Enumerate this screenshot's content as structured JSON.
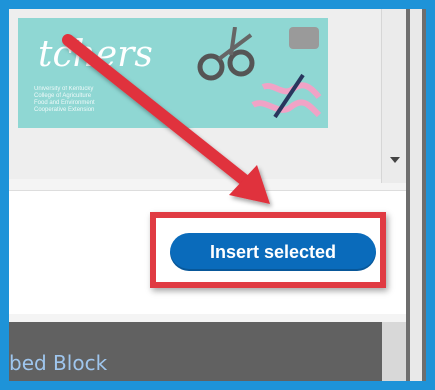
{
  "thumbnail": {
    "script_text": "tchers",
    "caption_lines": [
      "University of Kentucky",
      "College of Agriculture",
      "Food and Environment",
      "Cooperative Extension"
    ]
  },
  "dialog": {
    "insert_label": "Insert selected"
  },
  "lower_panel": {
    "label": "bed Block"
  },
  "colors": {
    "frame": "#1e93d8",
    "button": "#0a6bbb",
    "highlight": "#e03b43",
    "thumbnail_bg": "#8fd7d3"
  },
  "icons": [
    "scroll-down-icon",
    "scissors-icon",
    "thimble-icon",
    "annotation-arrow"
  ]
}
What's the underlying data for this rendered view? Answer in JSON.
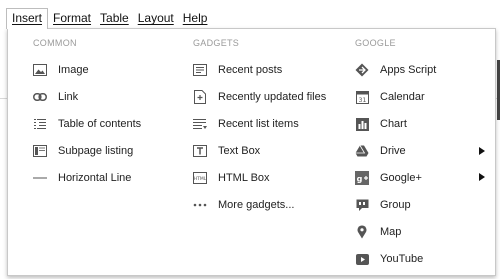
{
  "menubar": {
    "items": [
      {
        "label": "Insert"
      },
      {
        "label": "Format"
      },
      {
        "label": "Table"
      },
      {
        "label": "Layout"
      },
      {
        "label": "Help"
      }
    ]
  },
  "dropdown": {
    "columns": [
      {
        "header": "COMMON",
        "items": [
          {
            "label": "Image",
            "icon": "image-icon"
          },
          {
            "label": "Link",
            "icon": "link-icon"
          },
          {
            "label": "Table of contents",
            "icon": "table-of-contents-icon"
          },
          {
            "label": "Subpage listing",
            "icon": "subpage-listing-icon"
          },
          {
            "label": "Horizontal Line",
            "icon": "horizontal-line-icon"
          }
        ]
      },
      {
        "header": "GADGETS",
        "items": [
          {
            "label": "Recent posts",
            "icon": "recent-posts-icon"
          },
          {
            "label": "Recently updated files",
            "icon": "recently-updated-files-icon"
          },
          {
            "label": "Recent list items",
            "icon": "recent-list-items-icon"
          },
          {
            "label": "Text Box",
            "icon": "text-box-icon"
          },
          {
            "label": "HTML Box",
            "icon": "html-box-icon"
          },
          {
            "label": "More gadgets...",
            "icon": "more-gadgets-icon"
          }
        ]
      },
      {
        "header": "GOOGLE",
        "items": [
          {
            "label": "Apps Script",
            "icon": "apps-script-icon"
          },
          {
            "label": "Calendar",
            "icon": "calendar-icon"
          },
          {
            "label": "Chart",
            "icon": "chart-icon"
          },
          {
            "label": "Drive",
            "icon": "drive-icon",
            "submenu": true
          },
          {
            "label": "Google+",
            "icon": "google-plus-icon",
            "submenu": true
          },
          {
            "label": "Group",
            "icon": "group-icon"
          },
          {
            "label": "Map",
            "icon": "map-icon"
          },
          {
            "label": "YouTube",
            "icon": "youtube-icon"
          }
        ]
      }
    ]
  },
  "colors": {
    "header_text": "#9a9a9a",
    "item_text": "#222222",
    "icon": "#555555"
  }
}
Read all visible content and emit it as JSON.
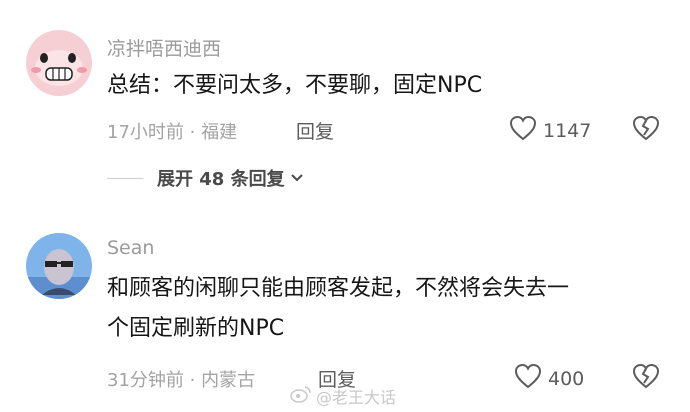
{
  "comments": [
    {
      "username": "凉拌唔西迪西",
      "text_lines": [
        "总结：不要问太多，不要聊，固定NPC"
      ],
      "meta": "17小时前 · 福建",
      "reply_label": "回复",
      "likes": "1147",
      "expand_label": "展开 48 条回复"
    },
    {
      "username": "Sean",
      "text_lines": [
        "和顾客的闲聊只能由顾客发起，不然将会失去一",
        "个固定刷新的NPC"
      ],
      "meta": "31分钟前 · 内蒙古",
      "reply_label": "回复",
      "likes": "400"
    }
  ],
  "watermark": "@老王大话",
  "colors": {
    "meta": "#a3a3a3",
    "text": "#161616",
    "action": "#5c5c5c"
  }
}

= = = = =

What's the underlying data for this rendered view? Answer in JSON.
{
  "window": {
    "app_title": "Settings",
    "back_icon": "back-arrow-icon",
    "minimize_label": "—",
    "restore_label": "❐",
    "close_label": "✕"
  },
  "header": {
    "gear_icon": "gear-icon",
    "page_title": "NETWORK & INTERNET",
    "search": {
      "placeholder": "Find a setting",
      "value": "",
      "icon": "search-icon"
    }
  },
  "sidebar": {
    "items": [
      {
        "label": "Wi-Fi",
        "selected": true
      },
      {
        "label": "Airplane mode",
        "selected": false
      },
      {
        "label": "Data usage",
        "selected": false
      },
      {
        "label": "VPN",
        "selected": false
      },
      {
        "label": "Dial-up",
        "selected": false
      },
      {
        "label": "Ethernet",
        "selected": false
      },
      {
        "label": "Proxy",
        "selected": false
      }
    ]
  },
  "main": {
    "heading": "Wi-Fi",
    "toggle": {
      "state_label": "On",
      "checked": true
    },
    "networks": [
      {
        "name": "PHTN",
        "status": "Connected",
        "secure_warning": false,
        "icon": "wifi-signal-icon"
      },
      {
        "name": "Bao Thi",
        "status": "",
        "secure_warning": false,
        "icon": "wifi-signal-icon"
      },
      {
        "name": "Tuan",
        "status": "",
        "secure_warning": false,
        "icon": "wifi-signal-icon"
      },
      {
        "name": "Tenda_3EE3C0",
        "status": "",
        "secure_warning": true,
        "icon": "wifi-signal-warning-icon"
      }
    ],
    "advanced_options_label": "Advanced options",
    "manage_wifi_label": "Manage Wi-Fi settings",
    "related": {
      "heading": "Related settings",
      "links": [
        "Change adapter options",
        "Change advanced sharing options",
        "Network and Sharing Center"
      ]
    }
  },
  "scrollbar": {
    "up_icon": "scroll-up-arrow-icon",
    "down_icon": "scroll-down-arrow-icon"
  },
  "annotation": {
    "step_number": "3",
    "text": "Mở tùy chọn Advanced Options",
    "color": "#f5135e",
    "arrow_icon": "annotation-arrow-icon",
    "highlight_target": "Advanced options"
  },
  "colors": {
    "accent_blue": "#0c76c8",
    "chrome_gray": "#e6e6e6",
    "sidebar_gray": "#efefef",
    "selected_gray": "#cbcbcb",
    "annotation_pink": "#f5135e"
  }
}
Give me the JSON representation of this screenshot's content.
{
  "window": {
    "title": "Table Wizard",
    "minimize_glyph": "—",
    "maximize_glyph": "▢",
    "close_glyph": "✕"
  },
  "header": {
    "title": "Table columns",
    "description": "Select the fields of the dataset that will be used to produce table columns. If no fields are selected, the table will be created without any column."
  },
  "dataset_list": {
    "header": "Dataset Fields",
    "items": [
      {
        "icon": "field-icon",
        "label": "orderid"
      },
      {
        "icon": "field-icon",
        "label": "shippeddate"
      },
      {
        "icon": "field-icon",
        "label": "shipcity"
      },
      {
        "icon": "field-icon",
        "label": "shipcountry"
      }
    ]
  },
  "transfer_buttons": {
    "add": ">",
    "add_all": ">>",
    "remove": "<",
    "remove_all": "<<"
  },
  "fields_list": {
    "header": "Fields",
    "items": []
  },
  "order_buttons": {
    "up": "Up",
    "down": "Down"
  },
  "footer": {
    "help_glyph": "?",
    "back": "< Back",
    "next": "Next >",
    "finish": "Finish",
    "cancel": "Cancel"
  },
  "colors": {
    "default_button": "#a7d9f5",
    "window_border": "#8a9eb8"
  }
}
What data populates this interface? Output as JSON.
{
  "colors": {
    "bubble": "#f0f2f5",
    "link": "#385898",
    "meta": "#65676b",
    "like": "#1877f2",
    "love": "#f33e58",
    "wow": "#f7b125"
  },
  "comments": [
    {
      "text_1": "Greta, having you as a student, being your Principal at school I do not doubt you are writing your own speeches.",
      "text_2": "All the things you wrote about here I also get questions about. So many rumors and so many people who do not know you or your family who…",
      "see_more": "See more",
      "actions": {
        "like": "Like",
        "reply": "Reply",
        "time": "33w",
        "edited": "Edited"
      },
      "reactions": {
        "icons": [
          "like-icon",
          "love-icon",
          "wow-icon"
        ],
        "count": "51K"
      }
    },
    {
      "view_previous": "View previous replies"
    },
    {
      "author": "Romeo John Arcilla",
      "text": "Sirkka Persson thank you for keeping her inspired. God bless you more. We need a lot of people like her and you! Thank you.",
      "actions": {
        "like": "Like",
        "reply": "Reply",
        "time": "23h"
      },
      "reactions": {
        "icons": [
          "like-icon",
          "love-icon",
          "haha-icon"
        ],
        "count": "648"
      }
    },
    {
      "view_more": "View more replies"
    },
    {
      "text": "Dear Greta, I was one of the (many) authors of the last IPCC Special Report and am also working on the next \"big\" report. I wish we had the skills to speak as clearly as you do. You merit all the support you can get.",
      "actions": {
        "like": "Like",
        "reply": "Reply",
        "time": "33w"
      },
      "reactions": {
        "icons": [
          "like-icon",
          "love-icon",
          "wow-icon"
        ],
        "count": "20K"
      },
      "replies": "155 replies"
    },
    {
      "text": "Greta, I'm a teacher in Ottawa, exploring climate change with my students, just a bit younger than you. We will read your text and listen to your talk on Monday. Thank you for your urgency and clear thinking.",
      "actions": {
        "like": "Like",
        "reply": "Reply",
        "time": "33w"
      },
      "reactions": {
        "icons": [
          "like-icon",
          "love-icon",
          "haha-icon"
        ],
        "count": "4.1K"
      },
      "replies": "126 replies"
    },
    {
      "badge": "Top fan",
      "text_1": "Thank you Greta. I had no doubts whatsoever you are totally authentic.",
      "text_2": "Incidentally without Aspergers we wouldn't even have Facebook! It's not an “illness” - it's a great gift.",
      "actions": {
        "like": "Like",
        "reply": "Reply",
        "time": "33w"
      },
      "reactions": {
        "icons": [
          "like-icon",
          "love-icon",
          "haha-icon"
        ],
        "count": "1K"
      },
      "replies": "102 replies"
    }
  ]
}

= = = = =

Check each line above for the word "replies" and copy the ones that have it.

      "view_previous": "View previous replies"
      "view_more": "View more replies"
      "replies": "155 replies"
      "replies": "126 replies"
      "replies": "102 replies"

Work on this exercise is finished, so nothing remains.